■ Your instructions
What you return should be every record, retyped without a single change.

■ Provided records
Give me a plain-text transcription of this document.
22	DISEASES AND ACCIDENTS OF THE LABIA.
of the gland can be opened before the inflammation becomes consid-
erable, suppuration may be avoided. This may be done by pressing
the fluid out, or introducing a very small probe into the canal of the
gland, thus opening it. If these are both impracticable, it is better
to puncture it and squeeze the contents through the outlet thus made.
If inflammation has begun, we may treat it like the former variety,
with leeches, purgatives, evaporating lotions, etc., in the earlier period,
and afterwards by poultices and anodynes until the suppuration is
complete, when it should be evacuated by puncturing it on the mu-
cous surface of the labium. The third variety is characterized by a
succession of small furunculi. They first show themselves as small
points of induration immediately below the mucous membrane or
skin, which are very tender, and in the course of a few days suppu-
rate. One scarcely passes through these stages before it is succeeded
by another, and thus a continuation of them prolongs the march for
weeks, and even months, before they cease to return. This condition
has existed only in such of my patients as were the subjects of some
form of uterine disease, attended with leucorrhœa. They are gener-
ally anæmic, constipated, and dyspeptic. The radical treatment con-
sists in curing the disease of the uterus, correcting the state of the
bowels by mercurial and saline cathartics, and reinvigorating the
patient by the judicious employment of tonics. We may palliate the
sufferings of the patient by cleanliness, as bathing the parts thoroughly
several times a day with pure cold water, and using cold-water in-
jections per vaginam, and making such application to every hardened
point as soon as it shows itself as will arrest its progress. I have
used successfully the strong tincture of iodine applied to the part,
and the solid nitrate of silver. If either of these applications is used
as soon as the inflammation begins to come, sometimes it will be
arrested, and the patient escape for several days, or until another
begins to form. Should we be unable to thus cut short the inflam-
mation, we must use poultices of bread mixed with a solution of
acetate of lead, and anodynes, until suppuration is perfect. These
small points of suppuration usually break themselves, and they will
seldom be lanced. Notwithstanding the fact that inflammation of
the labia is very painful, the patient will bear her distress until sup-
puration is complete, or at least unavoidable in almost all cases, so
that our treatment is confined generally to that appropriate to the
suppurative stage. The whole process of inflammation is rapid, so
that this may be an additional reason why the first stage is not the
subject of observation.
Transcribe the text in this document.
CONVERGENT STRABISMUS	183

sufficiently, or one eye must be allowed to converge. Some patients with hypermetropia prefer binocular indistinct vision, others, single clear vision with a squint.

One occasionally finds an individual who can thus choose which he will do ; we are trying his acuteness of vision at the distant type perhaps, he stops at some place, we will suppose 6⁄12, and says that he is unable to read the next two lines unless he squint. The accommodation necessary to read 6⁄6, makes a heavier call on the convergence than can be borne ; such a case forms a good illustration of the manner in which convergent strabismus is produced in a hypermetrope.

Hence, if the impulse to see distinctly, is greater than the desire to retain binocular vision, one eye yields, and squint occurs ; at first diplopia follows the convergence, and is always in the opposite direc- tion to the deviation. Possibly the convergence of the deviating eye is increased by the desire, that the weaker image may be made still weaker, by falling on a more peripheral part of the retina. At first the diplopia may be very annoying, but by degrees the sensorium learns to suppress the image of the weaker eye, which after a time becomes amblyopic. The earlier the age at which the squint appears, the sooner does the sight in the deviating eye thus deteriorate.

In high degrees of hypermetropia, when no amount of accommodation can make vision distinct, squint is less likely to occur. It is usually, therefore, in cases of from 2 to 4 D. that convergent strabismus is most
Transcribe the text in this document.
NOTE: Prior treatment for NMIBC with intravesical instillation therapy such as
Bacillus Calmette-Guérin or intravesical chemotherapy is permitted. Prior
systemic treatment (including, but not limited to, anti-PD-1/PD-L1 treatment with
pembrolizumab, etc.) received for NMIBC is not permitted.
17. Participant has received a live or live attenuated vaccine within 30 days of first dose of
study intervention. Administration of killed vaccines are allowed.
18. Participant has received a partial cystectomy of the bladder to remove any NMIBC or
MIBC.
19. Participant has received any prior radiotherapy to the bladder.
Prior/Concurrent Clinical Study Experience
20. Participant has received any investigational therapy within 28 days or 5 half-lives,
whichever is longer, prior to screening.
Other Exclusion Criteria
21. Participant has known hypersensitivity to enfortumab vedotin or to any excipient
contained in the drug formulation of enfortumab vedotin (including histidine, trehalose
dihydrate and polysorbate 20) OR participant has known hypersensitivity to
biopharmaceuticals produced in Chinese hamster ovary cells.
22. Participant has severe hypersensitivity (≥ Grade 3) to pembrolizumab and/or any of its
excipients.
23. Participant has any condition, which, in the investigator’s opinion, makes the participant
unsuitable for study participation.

■ Expected answer
Give me a plain-text transcription of this document.
22	DISEASES AND ACCIDENTS OF THE LABIA.
of the gland can be opened before the inflammation becomes consid-
erable, suppuration may be avoided. This may be done by pressing
the fluid out, or introducing a very small probe into the canal of the
gland, thus opening it. If these are both impracticable, it is better
to puncture it and squeeze the contents through the outlet thus made.
If inflammation has begun, we may treat it like the former variety,
with leeches, purgatives, evaporating lotions, etc., in the earlier period,
and afterwards by poultices and anodynes until the suppuration is
complete, when it should be evacuated by puncturing it on the mu-
cous surface of the labium. The third variety is characterized by a
succession of small furunculi. They first show themselves as small
points of induration immediately below the mucous membrane or
skin, which are very tender, and in the course of a few days suppu-
rate. One scarcely passes through these stages before it is succeeded
by another, and thus a continuation of them prolongs the march for
weeks, and even months, before they cease to return. This condition
has existed only in such of my patients as were the subjects of some
form of uterine disease, attended with leucorrhœa. They are gener-
ally anæmic, constipated, and dyspeptic. The radical treatment con-
sists in curing the disease of the uterus, correcting the state of the
bowels by mercurial and saline cathartics, and reinvigorating the
patient by the judicious employment of tonics. We may palliate the
sufferings of the patient by cleanliness, as bathing the parts thoroughly
several times a day with pure cold water, and using cold-water in-
jections per vaginam, and making such application to every hardened
point as soon as it shows itself as will arrest its progress. I have
used successfully the strong tincture of iodine applied to the part,
and the solid nitrate of silver. If either of these applications is used
as soon as the inflammation begins to come, sometimes it will be
arrested, and the patient escape for several days, or until another
begins to form. Should we be unable to thus cut short the inflam-
mation, we must use poultices of bread mixed with a solution of
acetate of lead, and anodynes, until suppuration is perfect. These
small points of suppuration usually break themselves, and they will
seldom be lanced. Notwithstanding the fact that inflammation of
the labia is very painful, the patient will bear her distress until sup-
puration is complete, or at least unavoidable in almost all cases, so
that our treatment is confined generally to that appropriate to the
suppurative stage. The whole process of inflammation is rapid, so
that this may be an additional reason why the first stage is not the
subject of observation.
Transcribe the text in this document.
CONVERGENT STRABISMUS	183

sufficiently, or one eye must be allowed to converge. Some patients with hypermetropia prefer binocular indistinct vision, others, single clear vision with a squint.

One occasionally finds an individual who can thus choose which he will do ; we are trying his acuteness of vision at the distant type perhaps, he stops at some place, we will suppose 6⁄12, and says that he is unable to read the next two lines unless he squint. The accommodation necessary to read 6⁄6, makes a heavier call on the convergence than can be borne ; such a case forms a good illustration of the manner in which convergent strabismus is produced in a hypermetrope.

Hence, if the impulse to see distinctly, is greater than the desire to retain binocular vision, one eye yields, and squint occurs ; at first diplopia follows the convergence, and is always in the opposite direc- tion to the deviation. Possibly the convergence of the deviating eye is increased by the desire, that the weaker image may be made still weaker, by falling on a more peripheral part of the retina. At first the diplopia may be very annoying, but by degrees the sensorium learns to suppress the image of the weaker eye, which after a time becomes amblyopic. The earlier the age at which the squint appears, the sooner does the sight in the deviating eye thus deteriorate.

In high degrees of hypermetropia, when no amount of accommodation can make vision distinct, squint is less likely to occur. It is usually, therefore, in cases of from 2 to 4 D. that convergent strabismus is most
Transcribe the text in this document.
NOTE: Prior treatment for NMIBC with intravesical instillation therapy such as
Bacillus Calmette-Guérin or intravesical chemotherapy is permitted. Prior
systemic treatment (including, but not limited to, anti-PD-1/PD-L1 treatment with
pembrolizumab, etc.) received for NMIBC is not permitted.
17. Participant has received a live or live attenuated vaccine within 30 days of first dose of
study intervention. Administration of killed vaccines are allowed.
18. Participant has received a partial cystectomy of the bladder to remove any NMIBC or
MIBC.
19. Participant has received any prior radiotherapy to the bladder.
Prior/Concurrent Clinical Study Experience
20. Participant has received any investigational therapy within 28 days or 5 half-lives,
whichever is longer, prior to screening.
Other Exclusion Criteria
21. Participant has known hypersensitivity to enfortumab vedotin or to any excipient
contained in the drug formulation of enfortumab vedotin (including histidine, trehalose
dihydrate and polysorbate 20) OR participant has known hypersensitivity to
biopharmaceuticals produced in Chinese hamster ovary cells.
22. Participant has severe hypersensitivity (≥ Grade 3) to pembrolizumab and/or any of its
excipients.
23. Participant has any condition, which, in the investigator’s opinion, makes the participant
unsuitable for study participation.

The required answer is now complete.